Task brief
Restate the full listing word for word and leave the pictures out.

Data for the task
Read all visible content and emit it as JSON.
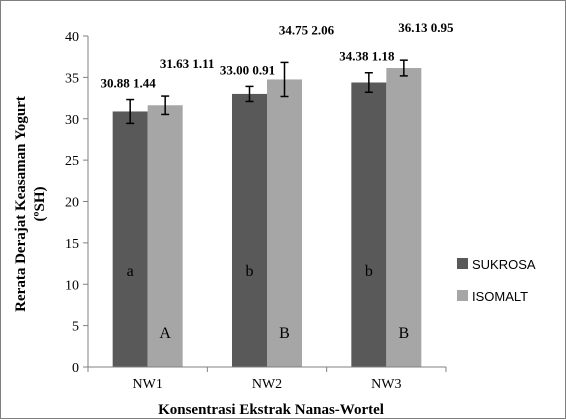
{
  "chart_data": {
    "type": "bar",
    "title": "",
    "xlabel": "Konsentrasi Ekstrak Nanas-Wortel",
    "ylabel_lines": [
      "Rerata Derajat Keasaman Yogurt",
      "(ºSH)"
    ],
    "ylim": [
      0,
      40
    ],
    "yticks": [
      0,
      5,
      10,
      15,
      20,
      25,
      30,
      35,
      40
    ],
    "ytick_labels": [
      "0",
      "5",
      "10",
      "15",
      "20",
      "25",
      "30",
      "35",
      "40"
    ],
    "categories": [
      "NW1",
      "NW2",
      "NW3"
    ],
    "series": [
      {
        "name": "SUKROSA",
        "color": "#595959",
        "values": [
          30.88,
          33.0,
          34.38
        ],
        "errors": [
          1.44,
          0.91,
          1.18
        ],
        "value_labels": [
          "30.88",
          "33.00",
          "34.38"
        ],
        "error_labels": [
          "1.44",
          "0.91",
          "1.18"
        ],
        "sig_letters": [
          "a",
          "b",
          "b"
        ]
      },
      {
        "name": "ISOMALT",
        "color": "#a6a6a6",
        "values": [
          31.63,
          34.75,
          36.13
        ],
        "errors": [
          1.11,
          2.06,
          0.95
        ],
        "value_labels": [
          "31.63",
          "34.75",
          "36.13"
        ],
        "error_labels": [
          "1.11",
          "2.06",
          "0.95"
        ],
        "sig_letters": [
          "A",
          "B",
          "B"
        ]
      }
    ],
    "grid": false,
    "legend": "right"
  }
}
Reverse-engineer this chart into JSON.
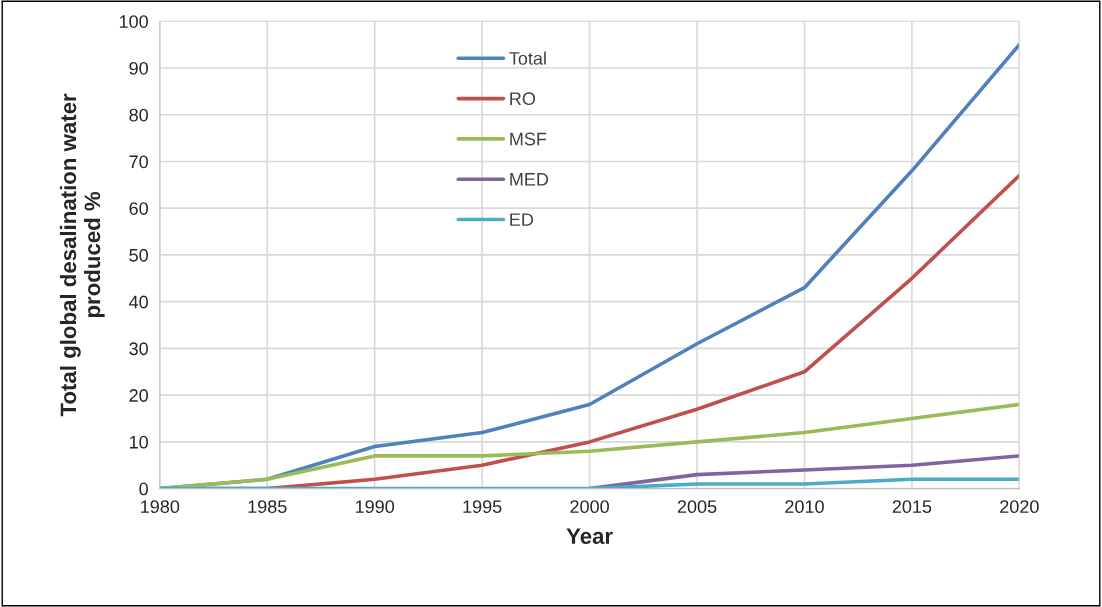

Response to the task
Read all visible content and emit it as JSON.
{
  "chart_data": {
    "type": "bar",
    "title": "",
    "xlabel": "Konsentrasi Ekstrak Nanas-Wortel",
    "ylabel_lines": [
      "Rerata Derajat Keasaman Yogurt",
      "(ºSH)"
    ],
    "ylim": [
      0,
      40
    ],
    "yticks": [
      0,
      5,
      10,
      15,
      20,
      25,
      30,
      35,
      40
    ],
    "ytick_labels": [
      "0",
      "5",
      "10",
      "15",
      "20",
      "25",
      "30",
      "35",
      "40"
    ],
    "categories": [
      "NW1",
      "NW2",
      "NW3"
    ],
    "series": [
      {
        "name": "SUKROSA",
        "color": "#595959",
        "values": [
          30.88,
          33.0,
          34.38
        ],
        "errors": [
          1.44,
          0.91,
          1.18
        ],
        "value_labels": [
          "30.88",
          "33.00",
          "34.38"
        ],
        "error_labels": [
          "1.44",
          "0.91",
          "1.18"
        ],
        "sig_letters": [
          "a",
          "b",
          "b"
        ]
      },
      {
        "name": "ISOMALT",
        "color": "#a6a6a6",
        "values": [
          31.63,
          34.75,
          36.13
        ],
        "errors": [
          1.11,
          2.06,
          0.95
        ],
        "value_labels": [
          "31.63",
          "34.75",
          "36.13"
        ],
        "error_labels": [
          "1.11",
          "2.06",
          "0.95"
        ],
        "sig_letters": [
          "A",
          "B",
          "B"
        ]
      }
    ],
    "grid": false,
    "legend": "right"
  }
}
Reverse-engineer this chart into JSON.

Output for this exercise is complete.